GIVEN RECORDS:

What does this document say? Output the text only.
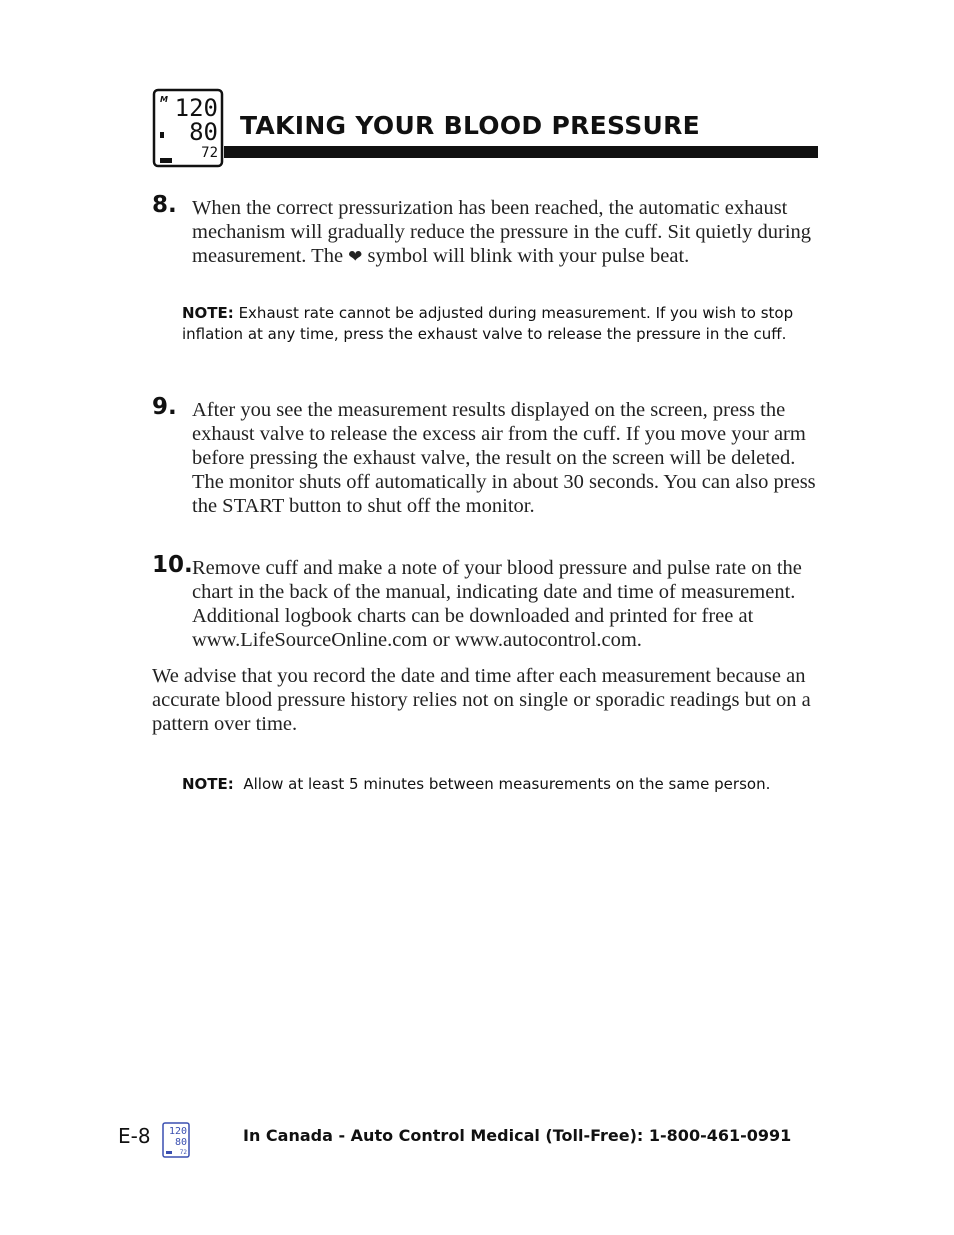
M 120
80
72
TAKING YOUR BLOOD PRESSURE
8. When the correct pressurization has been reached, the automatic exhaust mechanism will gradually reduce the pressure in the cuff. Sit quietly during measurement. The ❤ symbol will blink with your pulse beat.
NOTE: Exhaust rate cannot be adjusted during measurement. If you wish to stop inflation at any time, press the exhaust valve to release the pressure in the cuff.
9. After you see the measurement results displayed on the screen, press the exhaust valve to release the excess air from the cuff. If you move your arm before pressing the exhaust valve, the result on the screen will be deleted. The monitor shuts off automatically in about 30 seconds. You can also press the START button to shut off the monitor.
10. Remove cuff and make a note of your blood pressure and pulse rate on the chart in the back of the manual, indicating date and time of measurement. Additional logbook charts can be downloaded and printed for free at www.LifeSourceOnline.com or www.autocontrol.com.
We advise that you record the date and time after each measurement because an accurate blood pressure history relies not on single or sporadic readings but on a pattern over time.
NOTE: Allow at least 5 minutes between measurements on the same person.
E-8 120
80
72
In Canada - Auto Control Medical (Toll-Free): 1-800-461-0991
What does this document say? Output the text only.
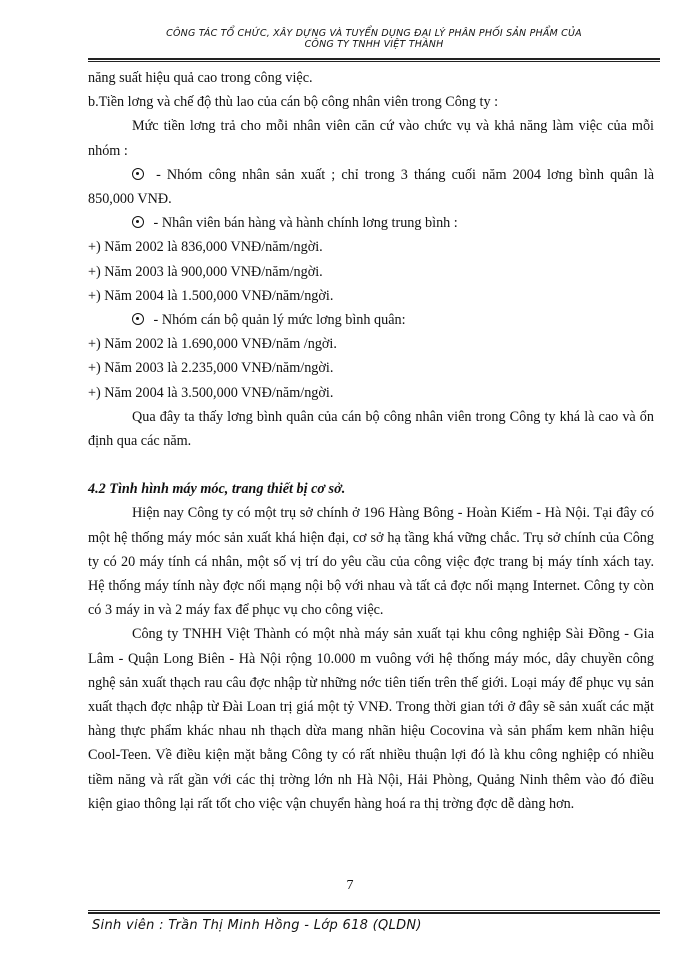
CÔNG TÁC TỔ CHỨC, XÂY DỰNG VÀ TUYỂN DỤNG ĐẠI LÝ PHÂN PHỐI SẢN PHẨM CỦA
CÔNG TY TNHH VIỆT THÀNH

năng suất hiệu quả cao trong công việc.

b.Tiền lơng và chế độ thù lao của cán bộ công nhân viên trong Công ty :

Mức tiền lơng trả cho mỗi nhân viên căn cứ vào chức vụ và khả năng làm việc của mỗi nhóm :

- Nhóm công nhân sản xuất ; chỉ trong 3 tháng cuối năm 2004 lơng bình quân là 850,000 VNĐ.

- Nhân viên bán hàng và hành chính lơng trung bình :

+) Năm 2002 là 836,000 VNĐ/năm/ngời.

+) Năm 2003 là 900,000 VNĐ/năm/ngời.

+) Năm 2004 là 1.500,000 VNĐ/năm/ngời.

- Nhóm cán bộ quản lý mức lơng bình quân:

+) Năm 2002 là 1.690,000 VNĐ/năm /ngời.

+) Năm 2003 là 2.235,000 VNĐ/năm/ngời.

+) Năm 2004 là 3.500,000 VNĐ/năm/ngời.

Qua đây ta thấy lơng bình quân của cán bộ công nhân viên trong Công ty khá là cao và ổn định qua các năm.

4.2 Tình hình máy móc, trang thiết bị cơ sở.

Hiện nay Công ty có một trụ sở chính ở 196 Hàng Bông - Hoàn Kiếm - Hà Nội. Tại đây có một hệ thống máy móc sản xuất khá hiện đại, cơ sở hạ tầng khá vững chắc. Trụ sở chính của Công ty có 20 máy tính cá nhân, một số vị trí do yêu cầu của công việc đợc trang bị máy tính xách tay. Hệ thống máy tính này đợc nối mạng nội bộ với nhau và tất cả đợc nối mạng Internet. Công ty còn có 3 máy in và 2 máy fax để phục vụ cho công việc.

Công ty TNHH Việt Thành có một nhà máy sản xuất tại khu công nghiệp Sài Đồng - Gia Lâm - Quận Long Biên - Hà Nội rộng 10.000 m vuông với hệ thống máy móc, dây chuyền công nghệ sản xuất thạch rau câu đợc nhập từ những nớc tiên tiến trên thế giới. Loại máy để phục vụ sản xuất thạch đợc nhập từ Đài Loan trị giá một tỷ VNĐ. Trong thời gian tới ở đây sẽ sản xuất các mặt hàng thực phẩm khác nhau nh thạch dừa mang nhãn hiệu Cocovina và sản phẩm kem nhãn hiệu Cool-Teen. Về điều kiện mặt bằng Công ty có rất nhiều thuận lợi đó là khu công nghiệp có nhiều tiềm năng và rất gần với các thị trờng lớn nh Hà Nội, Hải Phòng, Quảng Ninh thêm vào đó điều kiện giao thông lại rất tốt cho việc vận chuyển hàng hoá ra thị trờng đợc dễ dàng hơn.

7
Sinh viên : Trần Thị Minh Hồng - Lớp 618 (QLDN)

YOUR TASK: In the lines above, locate the string "date". Copy every line where it occurs.

EXERCISE ANSWER:
10. Remove cuff and make a note of your blood pressure and pulse rate on the chart in the back of the manual, indicating date and time of measurement. Additional logbook charts can be downloaded and printed for free at www.LifeSourceOnline.com or www.autocontrol.com.
We advise that you record the date and time after each measurement because an accurate blood pressure history relies not on single or sporadic readings but on a pattern over time.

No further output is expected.